### [REQUIRED WORK]
Please print all of the material below, word for word.

Records that describe figures:
<<<<

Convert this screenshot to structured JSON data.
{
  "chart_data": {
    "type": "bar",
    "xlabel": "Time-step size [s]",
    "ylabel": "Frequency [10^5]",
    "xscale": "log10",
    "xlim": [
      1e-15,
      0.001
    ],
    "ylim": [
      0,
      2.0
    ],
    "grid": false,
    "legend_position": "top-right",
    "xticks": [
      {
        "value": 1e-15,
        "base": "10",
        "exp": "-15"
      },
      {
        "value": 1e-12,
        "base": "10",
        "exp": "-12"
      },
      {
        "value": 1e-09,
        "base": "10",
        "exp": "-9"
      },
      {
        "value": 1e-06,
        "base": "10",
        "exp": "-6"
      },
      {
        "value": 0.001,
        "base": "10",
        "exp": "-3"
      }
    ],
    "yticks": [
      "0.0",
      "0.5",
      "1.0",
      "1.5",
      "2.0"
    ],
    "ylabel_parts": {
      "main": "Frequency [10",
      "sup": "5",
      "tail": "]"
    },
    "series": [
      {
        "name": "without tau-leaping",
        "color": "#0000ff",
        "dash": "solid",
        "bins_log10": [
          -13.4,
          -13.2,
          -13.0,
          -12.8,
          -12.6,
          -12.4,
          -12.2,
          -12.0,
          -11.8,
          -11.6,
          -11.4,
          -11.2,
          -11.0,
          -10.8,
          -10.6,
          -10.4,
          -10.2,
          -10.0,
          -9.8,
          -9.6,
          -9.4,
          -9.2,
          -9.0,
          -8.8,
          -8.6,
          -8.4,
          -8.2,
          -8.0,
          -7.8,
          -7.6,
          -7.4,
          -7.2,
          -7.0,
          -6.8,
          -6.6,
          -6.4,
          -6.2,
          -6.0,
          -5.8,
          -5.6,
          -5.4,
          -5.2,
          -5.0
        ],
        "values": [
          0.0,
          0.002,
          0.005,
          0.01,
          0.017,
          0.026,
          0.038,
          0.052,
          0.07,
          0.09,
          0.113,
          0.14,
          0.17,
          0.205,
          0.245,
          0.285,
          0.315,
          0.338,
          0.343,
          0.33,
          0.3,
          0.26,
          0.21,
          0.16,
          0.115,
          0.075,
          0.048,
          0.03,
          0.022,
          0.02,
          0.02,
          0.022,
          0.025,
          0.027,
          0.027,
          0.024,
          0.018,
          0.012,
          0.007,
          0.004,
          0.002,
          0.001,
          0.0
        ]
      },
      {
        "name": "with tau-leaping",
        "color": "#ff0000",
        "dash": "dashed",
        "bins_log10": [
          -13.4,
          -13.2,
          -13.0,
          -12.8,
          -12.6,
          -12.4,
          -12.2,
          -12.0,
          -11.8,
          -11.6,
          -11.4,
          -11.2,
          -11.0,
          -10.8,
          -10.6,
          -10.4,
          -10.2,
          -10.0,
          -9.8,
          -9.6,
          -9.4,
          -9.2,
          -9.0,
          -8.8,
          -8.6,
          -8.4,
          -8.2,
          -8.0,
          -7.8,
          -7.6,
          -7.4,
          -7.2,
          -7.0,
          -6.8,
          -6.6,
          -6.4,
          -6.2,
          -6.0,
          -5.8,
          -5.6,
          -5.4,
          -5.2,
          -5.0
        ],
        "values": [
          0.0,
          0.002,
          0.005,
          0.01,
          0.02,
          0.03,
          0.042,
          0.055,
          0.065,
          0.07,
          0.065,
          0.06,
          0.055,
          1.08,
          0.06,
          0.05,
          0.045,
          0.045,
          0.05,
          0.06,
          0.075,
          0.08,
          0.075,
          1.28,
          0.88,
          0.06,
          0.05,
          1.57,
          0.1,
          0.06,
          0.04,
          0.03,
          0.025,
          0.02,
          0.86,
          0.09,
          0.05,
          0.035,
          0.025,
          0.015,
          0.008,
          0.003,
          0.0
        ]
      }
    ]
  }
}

>>>>

### [RESULT OF THE EXERCISE]
Convert this screenshot to structured JSON data.
{
  "chart_data": {
    "type": "bar",
    "xlabel": "Time-step size [s]",
    "ylabel": "Frequency [10^5]",
    "xscale": "log10",
    "xlim": [
      1e-15,
      0.001
    ],
    "ylim": [
      0,
      2.0
    ],
    "grid": false,
    "legend_position": "top-right",
    "xticks": [
      {
        "value": 1e-15,
        "base": "10",
        "exp": "-15"
      },
      {
        "value": 1e-12,
        "base": "10",
        "exp": "-12"
      },
      {
        "value": 1e-09,
        "base": "10",
        "exp": "-9"
      },
      {
        "value": 1e-06,
        "base": "10",
        "exp": "-6"
      },
      {
        "value": 0.001,
        "base": "10",
        "exp": "-3"
      }
    ],
    "yticks": [
      "0.0",
      "0.5",
      "1.0",
      "1.5",
      "2.0"
    ],
    "ylabel_parts": {
      "main": "Frequency [10",
      "sup": "5",
      "tail": "]"
    },
    "series": [
      {
        "name": "without tau-leaping",
        "color": "#0000ff",
        "dash": "solid",
        "bins_log10": [
          -13.4,
          -13.2,
          -13.0,
          -12.8,
          -12.6,
          -12.4,
          -12.2,
          -12.0,
          -11.8,
          -11.6,
          -11.4,
          -11.2,
          -11.0,
          -10.8,
          -10.6,
          -10.4,
          -10.2,
          -10.0,
          -9.8,
          -9.6,
          -9.4,
          -9.2,
          -9.0,
          -8.8,
          -8.6,
          -8.4,
          -8.2,
          -8.0,
          -7.8,
          -7.6,
          -7.4,
          -7.2,
          -7.0,
          -6.8,
          -6.6,
          -6.4,
          -6.2,
          -6.0,
          -5.8,
          -5.6,
          -5.4,
          -5.2,
          -5.0
        ],
        "values": [
          0.0,
          0.002,
          0.005,
          0.01,
          0.017,
          0.026,
          0.038,
          0.052,
          0.07,
          0.09,
          0.113,
          0.14,
          0.17,
          0.205,
          0.245,
          0.285,
          0.315,
          0.338,
          0.343,
          0.33,
          0.3,
          0.26,
          0.21,
          0.16,
          0.115,
          0.075,
          0.048,
          0.03,
          0.022,
          0.02,
          0.02,
          0.022,
          0.025,
          0.027,
          0.027,
          0.024,
          0.018,
          0.012,
          0.007,
          0.004,
          0.002,
          0.001,
          0.0
        ]
      },
      {
        "name": "with tau-leaping",
        "color": "#ff0000",
        "dash": "dashed",
        "bins_log10": [
          -13.4,
          -13.2,
          -13.0,
          -12.8,
          -12.6,
          -12.4,
          -12.2,
          -12.0,
          -11.8,
          -11.6,
          -11.4,
          -11.2,
          -11.0,
          -10.8,
          -10.6,
          -10.4,
          -10.2,
          -10.0,
          -9.8,
          -9.6,
          -9.4,
          -9.2,
          -9.0,
          -8.8,
          -8.6,
          -8.4,
          -8.2,
          -8.0,
          -7.8,
          -7.6,
          -7.4,
          -7.2,
          -7.0,
          -6.8,
          -6.6,
          -6.4,
          -6.2,
          -6.0,
          -5.8,
          -5.6,
          -5.4,
          -5.2,
          -5.0
        ],
        "values": [
          0.0,
          0.002,
          0.005,
          0.01,
          0.02,
          0.03,
          0.042,
          0.055,
          0.065,
          0.07,
          0.065,
          0.06,
          0.055,
          1.08,
          0.06,
          0.05,
          0.045,
          0.045,
          0.05,
          0.06,
          0.075,
          0.08,
          0.075,
          1.28,
          0.88,
          0.06,
          0.05,
          1.57,
          0.1,
          0.06,
          0.04,
          0.03,
          0.025,
          0.02,
          0.86,
          0.09,
          0.05,
          0.035,
          0.025,
          0.015,
          0.008,
          0.003,
          0.0
        ]
      }
    ]
  }
}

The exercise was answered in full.